• Exercise goal: Filter these entries so that only lines with the word "from" remain.

• Provided material:
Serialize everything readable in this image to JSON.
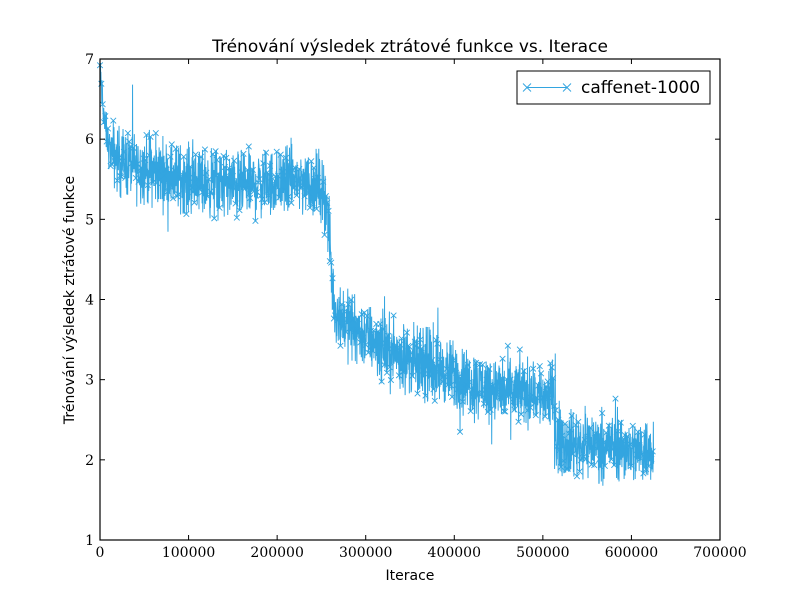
{
  "chart_data": {
    "type": "line",
    "title": "Trénování výsledek ztrátové funkce vs. Iterace",
    "xlabel": "Iterace",
    "ylabel": "Trénování výsledek ztrátové funkce",
    "xlim": [
      0,
      700000
    ],
    "ylim": [
      1,
      7
    ],
    "x_ticks": [
      "0",
      "100000",
      "200000",
      "300000",
      "400000",
      "500000",
      "600000",
      "700000"
    ],
    "y_ticks": [
      "1",
      "2",
      "3",
      "4",
      "5",
      "6",
      "7"
    ],
    "grid": false,
    "legend_position": "top-right",
    "series": [
      {
        "name": "caffenet-1000",
        "color": "#33a5e0",
        "marker": "x",
        "x": [
          0,
          2000,
          5000,
          10000,
          20000,
          40000,
          60000,
          80000,
          100000,
          120000,
          140000,
          160000,
          180000,
          200000,
          220000,
          240000,
          250000,
          256000,
          260000,
          262000,
          265000,
          270000,
          280000,
          300000,
          320000,
          340000,
          360000,
          380000,
          400000,
          420000,
          440000,
          460000,
          480000,
          500000,
          512000,
          516000,
          520000,
          530000,
          550000,
          570000,
          590000,
          610000,
          625000
        ],
        "y": [
          6.9,
          6.6,
          6.2,
          5.9,
          5.75,
          5.65,
          5.6,
          5.55,
          5.5,
          5.45,
          5.45,
          5.4,
          5.45,
          5.45,
          5.5,
          5.45,
          5.4,
          5.2,
          4.6,
          4.2,
          3.9,
          3.8,
          3.7,
          3.55,
          3.4,
          3.3,
          3.2,
          3.15,
          3.05,
          2.95,
          2.9,
          2.85,
          2.85,
          2.8,
          2.8,
          2.3,
          2.2,
          2.2,
          2.2,
          2.2,
          2.15,
          2.1,
          2.15
        ],
        "noise_amplitude": 0.45,
        "max_y": 6.95,
        "min_y": 1.25
      }
    ]
  }
}
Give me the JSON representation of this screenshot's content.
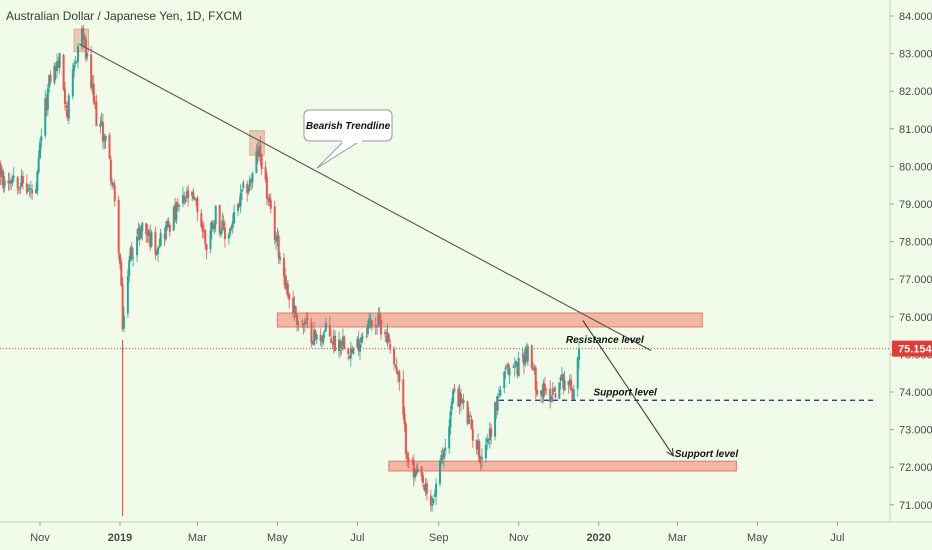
{
  "header": {
    "title": "Australian Dollar / Japanese Yen, 1D, FXCM"
  },
  "colors": {
    "background": "#f0fbe9",
    "up": "#26a69a",
    "down": "#ef5350",
    "zone_fill": "#f4a896",
    "zone_stroke": "#e07a6a",
    "trendline": "#555555",
    "support_dash": "#1a237e",
    "price_line": "#e53935",
    "marker": "#e6b8a0",
    "axis_text": "#4a4a4a"
  },
  "chart_data": {
    "type": "candlestick",
    "instrument": "Australian Dollar / Japanese Yen",
    "timeframe": "1D",
    "source": "FXCM",
    "current_price": "75.154",
    "ylim": [
      70.5,
      84.3
    ],
    "y_ticks": [
      "84.000",
      "83.000",
      "82.000",
      "81.000",
      "80.000",
      "79.000",
      "78.000",
      "77.000",
      "76.000",
      "75.000",
      "74.000",
      "73.000",
      "72.000",
      "71.000"
    ],
    "x_ticks": [
      {
        "label": "Nov",
        "date": "2018-11-01",
        "bold": false
      },
      {
        "label": "2019",
        "date": "2019-01-01",
        "bold": true
      },
      {
        "label": "Mar",
        "date": "2019-03-01",
        "bold": false
      },
      {
        "label": "May",
        "date": "2019-05-01",
        "bold": false
      },
      {
        "label": "Jul",
        "date": "2019-07-01",
        "bold": false
      },
      {
        "label": "Sep",
        "date": "2019-09-01",
        "bold": false
      },
      {
        "label": "Nov",
        "date": "2019-11-01",
        "bold": false
      },
      {
        "label": "2020",
        "date": "2020-01-01",
        "bold": true
      },
      {
        "label": "Mar",
        "date": "2020-03-01",
        "bold": false
      },
      {
        "label": "May",
        "date": "2020-05-01",
        "bold": false
      },
      {
        "label": "Jul",
        "date": "2020-07-01",
        "bold": false
      }
    ],
    "path": [
      [
        "2018-09-24",
        80.6
      ],
      [
        "2018-10-04",
        79.6
      ],
      [
        "2018-10-12",
        79.8
      ],
      [
        "2018-10-22",
        79.4
      ],
      [
        "2018-10-29",
        79.2
      ],
      [
        "2018-11-02",
        80.9
      ],
      [
        "2018-11-09",
        82.4
      ],
      [
        "2018-11-16",
        82.8
      ],
      [
        "2018-11-22",
        81.4
      ],
      [
        "2018-11-30",
        83.2
      ],
      [
        "2018-12-03",
        83.6
      ],
      [
        "2018-12-05",
        83.2
      ],
      [
        "2018-12-14",
        81.3
      ],
      [
        "2018-12-21",
        80.7
      ],
      [
        "2018-12-26",
        79.6
      ],
      [
        "2018-12-31",
        77.9
      ],
      [
        "2019-01-02",
        76.8
      ],
      [
        "2019-01-03",
        75.4
      ],
      [
        "2019-01-04",
        76.2
      ],
      [
        "2019-01-09",
        77.7
      ],
      [
        "2019-01-18",
        78.4
      ],
      [
        "2019-01-28",
        77.9
      ],
      [
        "2019-02-06",
        78.4
      ],
      [
        "2019-02-15",
        78.9
      ],
      [
        "2019-02-22",
        79.2
      ],
      [
        "2019-03-01",
        78.9
      ],
      [
        "2019-03-08",
        77.9
      ],
      [
        "2019-03-15",
        78.8
      ],
      [
        "2019-03-22",
        78.1
      ],
      [
        "2019-03-28",
        78.5
      ],
      [
        "2019-04-05",
        79.3
      ],
      [
        "2019-04-12",
        79.7
      ],
      [
        "2019-04-16",
        80.4
      ],
      [
        "2019-04-19",
        80.2
      ],
      [
        "2019-04-25",
        78.8
      ],
      [
        "2019-05-02",
        77.8
      ],
      [
        "2019-05-10",
        76.5
      ],
      [
        "2019-05-17",
        75.9
      ],
      [
        "2019-05-24",
        75.7
      ],
      [
        "2019-05-31",
        75.4
      ],
      [
        "2019-06-07",
        75.6
      ],
      [
        "2019-06-14",
        75.3
      ],
      [
        "2019-06-21",
        75.4
      ],
      [
        "2019-06-28",
        75.0
      ],
      [
        "2019-07-05",
        75.6
      ],
      [
        "2019-07-12",
        75.9
      ],
      [
        "2019-07-19",
        75.8
      ],
      [
        "2019-07-26",
        75.3
      ],
      [
        "2019-08-02",
        74.2
      ],
      [
        "2019-08-07",
        72.6
      ],
      [
        "2019-08-13",
        71.8
      ],
      [
        "2019-08-19",
        71.6
      ],
      [
        "2019-08-26",
        70.9
      ],
      [
        "2019-08-30",
        71.5
      ],
      [
        "2019-09-06",
        72.6
      ],
      [
        "2019-09-13",
        74.1
      ],
      [
        "2019-09-20",
        73.6
      ],
      [
        "2019-09-27",
        72.9
      ],
      [
        "2019-10-03",
        72.3
      ],
      [
        "2019-10-10",
        72.9
      ],
      [
        "2019-10-17",
        74.0
      ],
      [
        "2019-10-24",
        74.6
      ],
      [
        "2019-10-31",
        74.7
      ],
      [
        "2019-11-07",
        75.1
      ],
      [
        "2019-11-15",
        74.2
      ],
      [
        "2019-11-22",
        73.9
      ],
      [
        "2019-11-29",
        74.1
      ],
      [
        "2019-12-06",
        74.4
      ],
      [
        "2019-12-12",
        74.0
      ],
      [
        "2019-12-17",
        75.15
      ]
    ],
    "annotations": {
      "trendline_label": "Bearish Trendline",
      "resistance_label": "Resistance level",
      "support_label_1": "Support level",
      "support_label_2": "Support level"
    },
    "drawings": {
      "trendline": {
        "from": [
          "2018-12-01",
          83.25
        ],
        "to": [
          "2020-02-10",
          75.1
        ]
      },
      "resistance_zone": {
        "from": "2019-05-01",
        "to": "2020-03-20",
        "low": 75.73,
        "high": 76.1
      },
      "support_zone": {
        "from": "2019-07-25",
        "to": "2020-04-15",
        "low": 71.9,
        "high": 72.16
      },
      "support_dashed": {
        "from": "2019-10-17",
        "to": "2020-07-29",
        "price": 73.78
      },
      "projection_arrow": {
        "from": [
          "2019-12-20",
          75.9
        ],
        "to": [
          "2020-02-27",
          72.3
        ]
      },
      "markers": [
        {
          "from": "2018-11-27",
          "to": "2018-12-08",
          "low": 83.05,
          "high": 83.65
        },
        {
          "from": "2019-04-10",
          "to": "2019-04-21",
          "low": 80.3,
          "high": 80.95
        }
      ],
      "callout_anchor": [
        "2019-05-31",
        79.95
      ],
      "vertical_marker_date": "2019-01-03"
    }
  }
}
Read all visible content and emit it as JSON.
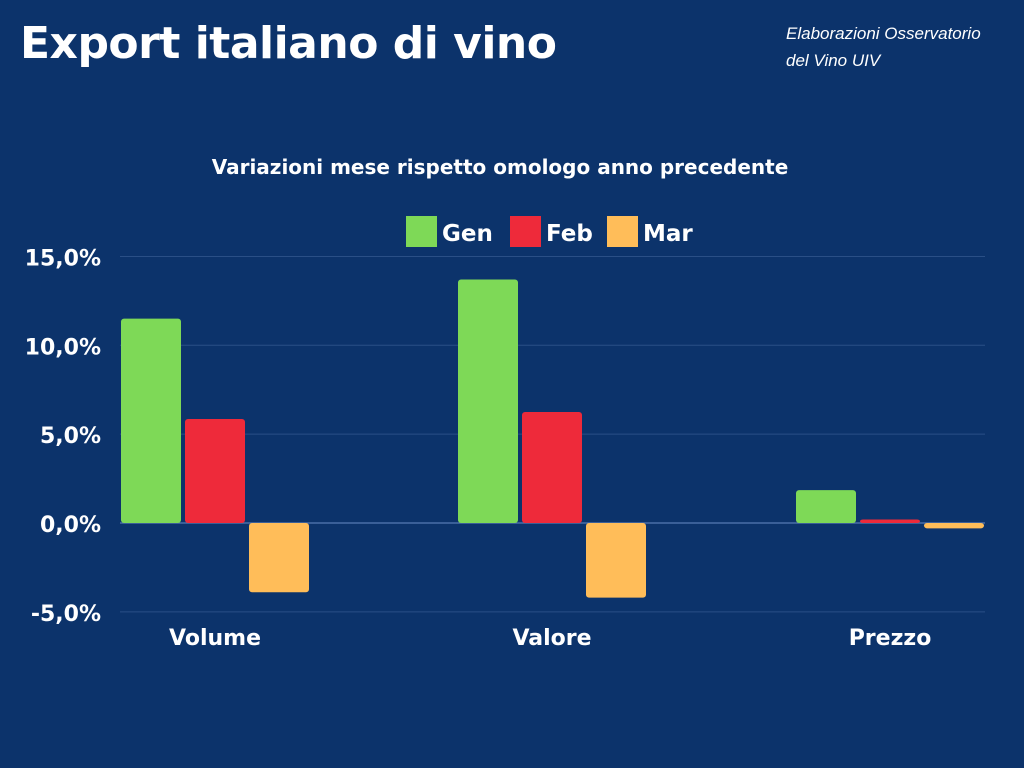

• Response:
        "from": [
        "from": "2019-05-01",
        "from": "2019-07-25",
        "from": "2019-10-17",
        "from": [
          "from": "2018-11-27",
          "from": "2019-04-10",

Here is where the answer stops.